----- THE DATA -----

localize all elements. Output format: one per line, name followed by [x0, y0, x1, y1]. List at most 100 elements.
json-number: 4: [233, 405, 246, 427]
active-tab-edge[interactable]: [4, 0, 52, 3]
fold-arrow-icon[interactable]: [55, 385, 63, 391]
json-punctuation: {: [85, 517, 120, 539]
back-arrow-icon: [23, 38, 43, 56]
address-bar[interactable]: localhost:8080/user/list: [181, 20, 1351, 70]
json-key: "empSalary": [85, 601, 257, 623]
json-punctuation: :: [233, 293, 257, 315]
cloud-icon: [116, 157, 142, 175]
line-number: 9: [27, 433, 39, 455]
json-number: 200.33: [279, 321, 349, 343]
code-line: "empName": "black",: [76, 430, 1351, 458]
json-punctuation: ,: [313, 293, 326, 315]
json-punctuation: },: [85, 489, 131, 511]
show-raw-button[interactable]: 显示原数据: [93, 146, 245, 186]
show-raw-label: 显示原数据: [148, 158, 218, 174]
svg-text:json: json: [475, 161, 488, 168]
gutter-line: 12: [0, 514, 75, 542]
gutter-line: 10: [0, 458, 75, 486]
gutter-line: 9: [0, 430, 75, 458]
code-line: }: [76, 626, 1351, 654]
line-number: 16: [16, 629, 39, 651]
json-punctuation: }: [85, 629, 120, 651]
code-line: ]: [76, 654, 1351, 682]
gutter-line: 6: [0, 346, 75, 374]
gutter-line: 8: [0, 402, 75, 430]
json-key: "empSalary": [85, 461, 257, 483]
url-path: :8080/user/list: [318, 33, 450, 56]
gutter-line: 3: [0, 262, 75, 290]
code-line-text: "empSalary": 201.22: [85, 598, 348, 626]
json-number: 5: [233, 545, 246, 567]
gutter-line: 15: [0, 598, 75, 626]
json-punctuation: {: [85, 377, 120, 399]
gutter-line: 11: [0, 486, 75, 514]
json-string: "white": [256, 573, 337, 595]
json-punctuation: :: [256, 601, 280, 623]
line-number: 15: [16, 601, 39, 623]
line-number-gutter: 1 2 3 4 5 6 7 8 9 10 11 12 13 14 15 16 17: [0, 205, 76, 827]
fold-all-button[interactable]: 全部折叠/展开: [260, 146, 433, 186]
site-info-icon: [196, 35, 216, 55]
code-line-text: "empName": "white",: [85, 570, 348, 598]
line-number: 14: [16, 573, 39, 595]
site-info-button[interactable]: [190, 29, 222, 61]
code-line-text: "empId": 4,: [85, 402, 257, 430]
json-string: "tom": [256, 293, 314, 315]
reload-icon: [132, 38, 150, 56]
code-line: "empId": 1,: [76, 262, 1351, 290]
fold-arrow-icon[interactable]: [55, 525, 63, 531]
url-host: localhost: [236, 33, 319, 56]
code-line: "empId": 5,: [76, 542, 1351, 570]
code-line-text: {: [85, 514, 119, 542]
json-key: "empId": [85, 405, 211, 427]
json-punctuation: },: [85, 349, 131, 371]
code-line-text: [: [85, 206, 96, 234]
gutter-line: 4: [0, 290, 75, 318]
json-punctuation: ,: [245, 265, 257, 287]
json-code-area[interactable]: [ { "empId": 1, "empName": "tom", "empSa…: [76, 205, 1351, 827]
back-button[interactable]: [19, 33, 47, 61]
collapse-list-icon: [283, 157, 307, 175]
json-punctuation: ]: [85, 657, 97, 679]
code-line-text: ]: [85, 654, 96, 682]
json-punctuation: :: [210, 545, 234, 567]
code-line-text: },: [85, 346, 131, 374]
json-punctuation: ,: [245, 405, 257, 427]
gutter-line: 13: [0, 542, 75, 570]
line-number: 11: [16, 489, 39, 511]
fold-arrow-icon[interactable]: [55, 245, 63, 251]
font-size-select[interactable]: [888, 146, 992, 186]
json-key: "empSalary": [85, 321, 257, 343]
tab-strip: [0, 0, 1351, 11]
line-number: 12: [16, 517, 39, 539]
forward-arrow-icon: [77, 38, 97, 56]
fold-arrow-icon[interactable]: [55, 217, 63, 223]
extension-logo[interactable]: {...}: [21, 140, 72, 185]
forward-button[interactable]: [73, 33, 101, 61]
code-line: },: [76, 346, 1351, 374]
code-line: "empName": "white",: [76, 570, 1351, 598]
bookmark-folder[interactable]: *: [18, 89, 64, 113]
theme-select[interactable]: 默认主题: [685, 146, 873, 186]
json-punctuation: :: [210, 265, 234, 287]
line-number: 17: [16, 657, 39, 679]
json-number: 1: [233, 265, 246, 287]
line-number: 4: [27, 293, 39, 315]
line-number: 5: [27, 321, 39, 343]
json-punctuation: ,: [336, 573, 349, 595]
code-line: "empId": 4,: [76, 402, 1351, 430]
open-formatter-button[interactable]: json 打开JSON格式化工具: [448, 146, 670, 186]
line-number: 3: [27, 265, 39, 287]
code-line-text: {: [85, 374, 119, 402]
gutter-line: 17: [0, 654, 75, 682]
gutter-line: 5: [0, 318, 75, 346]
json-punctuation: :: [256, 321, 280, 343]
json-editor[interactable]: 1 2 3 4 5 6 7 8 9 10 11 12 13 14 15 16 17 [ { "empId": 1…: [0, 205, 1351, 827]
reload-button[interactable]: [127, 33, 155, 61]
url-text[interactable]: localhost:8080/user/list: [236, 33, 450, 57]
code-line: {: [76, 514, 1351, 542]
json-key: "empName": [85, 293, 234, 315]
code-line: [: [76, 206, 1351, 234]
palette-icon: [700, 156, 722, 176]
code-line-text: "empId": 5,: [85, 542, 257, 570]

-----

**EXERCISE REQUIREMENTS:** Retype every one of the rows above, keeping each line as it is.

**REPLY:**
localize all elements. Output format: one per line, name followed by [x0, y0, x1, y1]. List at most 100 elements.
json-number: 4: [233, 405, 246, 427]
active-tab-edge[interactable]: [4, 0, 52, 3]
fold-arrow-icon[interactable]: [55, 385, 63, 391]
json-punctuation: {: [85, 517, 120, 539]
back-arrow-icon: [23, 38, 43, 56]
address-bar[interactable]: localhost:8080/user/list: [181, 20, 1351, 70]
json-key: "empSalary": [85, 601, 257, 623]
json-punctuation: :: [233, 293, 257, 315]
cloud-icon: [116, 157, 142, 175]
line-number: 9: [27, 433, 39, 455]
json-number: 200.33: [279, 321, 349, 343]
code-line: "empName": "black",: [76, 430, 1351, 458]
json-punctuation: ,: [313, 293, 326, 315]
json-punctuation: },: [85, 489, 131, 511]
show-raw-button[interactable]: 显示原数据: [93, 146, 245, 186]
show-raw-label: 显示原数据: [148, 158, 218, 174]
svg-text:json: json: [475, 161, 488, 168]
gutter-line: 12: [0, 514, 75, 542]
gutter-line: 10: [0, 458, 75, 486]
gutter-line: 9: [0, 430, 75, 458]
code-line: }: [76, 626, 1351, 654]
line-number: 16: [16, 629, 39, 651]
json-punctuation: }: [85, 629, 120, 651]
code-line: ]: [76, 654, 1351, 682]
gutter-line: 6: [0, 346, 75, 374]
gutter-line: 8: [0, 402, 75, 430]
json-key: "empSalary": [85, 461, 257, 483]
url-path: :8080/user/list: [318, 33, 450, 56]
gutter-line: 3: [0, 262, 75, 290]
code-line-text: "empSalary": 201.22: [85, 598, 348, 626]
json-number: 5: [233, 545, 246, 567]
gutter-line: 15: [0, 598, 75, 626]
json-punctuation: {: [85, 377, 120, 399]
gutter-line: 11: [0, 486, 75, 514]
json-string: "white": [256, 573, 337, 595]
json-punctuation: :: [256, 601, 280, 623]
line-number: 15: [16, 601, 39, 623]
line-number-gutter: 1 2 3 4 5 6 7 8 9 10 11 12 13 14 15 16 17: [0, 205, 76, 827]
fold-all-button[interactable]: 全部折叠/展开: [260, 146, 433, 186]
site-info-icon: [196, 35, 216, 55]
code-line-text: "empName": "white",: [85, 570, 348, 598]
line-number: 14: [16, 573, 39, 595]
site-info-button[interactable]: [190, 29, 222, 61]
code-line-text: "empId": 4,: [85, 402, 257, 430]
json-string: "tom": [256, 293, 314, 315]
reload-icon: [132, 38, 150, 56]
code-line: "empId": 1,: [76, 262, 1351, 290]
fold-arrow-icon[interactable]: [55, 525, 63, 531]
url-host: localhost: [236, 33, 319, 56]
code-line: "empId": 5,: [76, 542, 1351, 570]
code-line-text: {: [85, 514, 119, 542]
json-key: "empId": [85, 405, 211, 427]
json-punctuation: },: [85, 349, 131, 371]
code-line-text: [: [85, 206, 96, 234]
gutter-line: 4: [0, 290, 75, 318]
json-punctuation: ,: [245, 265, 257, 287]
json-code-area[interactable]: [ { "empId": 1, "empName": "tom", "empSa…: [76, 205, 1351, 827]
back-button[interactable]: [19, 33, 47, 61]
collapse-list-icon: [283, 157, 307, 175]
json-punctuation: ]: [85, 657, 97, 679]
code-line-text: ]: [85, 654, 96, 682]
json-punctuation: :: [210, 545, 234, 567]
code-line-text: },: [85, 346, 131, 374]
json-punctuation: ,: [245, 405, 257, 427]
gutter-line: 13: [0, 542, 75, 570]
line-number: 11: [16, 489, 39, 511]
fold-arrow-icon[interactable]: [55, 245, 63, 251]
font-size-select[interactable]: [888, 146, 992, 186]
json-key: "empSalary": [85, 321, 257, 343]
tab-strip: [0, 0, 1351, 11]
line-number: 12: [16, 517, 39, 539]
forward-arrow-icon: [77, 38, 97, 56]
fold-arrow-icon[interactable]: [55, 217, 63, 223]
extension-logo[interactable]: {...}: [21, 140, 72, 185]
forward-button[interactable]: [73, 33, 101, 61]
code-line: },: [76, 346, 1351, 374]
code-line: "empName": "white",: [76, 570, 1351, 598]
bookmark-folder[interactable]: *: [18, 89, 64, 113]
theme-select[interactable]: 默认主题: [685, 146, 873, 186]
json-punctuation: :: [210, 265, 234, 287]
line-number: 17: [16, 657, 39, 679]
json-number: 1: [233, 265, 246, 287]
line-number: 4: [27, 293, 39, 315]
line-number: 5: [27, 321, 39, 343]
json-punctuation: ,: [336, 573, 349, 595]
code-line: "empId": 4,: [76, 402, 1351, 430]
open-formatter-button[interactable]: json 打开JSON格式化工具: [448, 146, 670, 186]
line-number: 3: [27, 265, 39, 287]
code-line-text: {: [85, 374, 119, 402]
gutter-line: 17: [0, 654, 75, 682]
gutter-line: 5: [0, 318, 75, 346]
json-punctuation: :: [256, 321, 280, 343]
json-editor[interactable]: 1 2 3 4 5 6 7 8 9 10 11 12 13 14 15 16 17 [ { "empId": 1…: [0, 205, 1351, 827]
reload-button[interactable]: [127, 33, 155, 61]
url-text[interactable]: localhost:8080/user/list: [236, 33, 450, 57]
code-line: {: [76, 514, 1351, 542]
json-key: "empName": [85, 293, 234, 315]
code-line: [: [76, 206, 1351, 234]
palette-icon: [700, 156, 722, 176]
code-line-text: "empId": 5,: [85, 542, 257, 570]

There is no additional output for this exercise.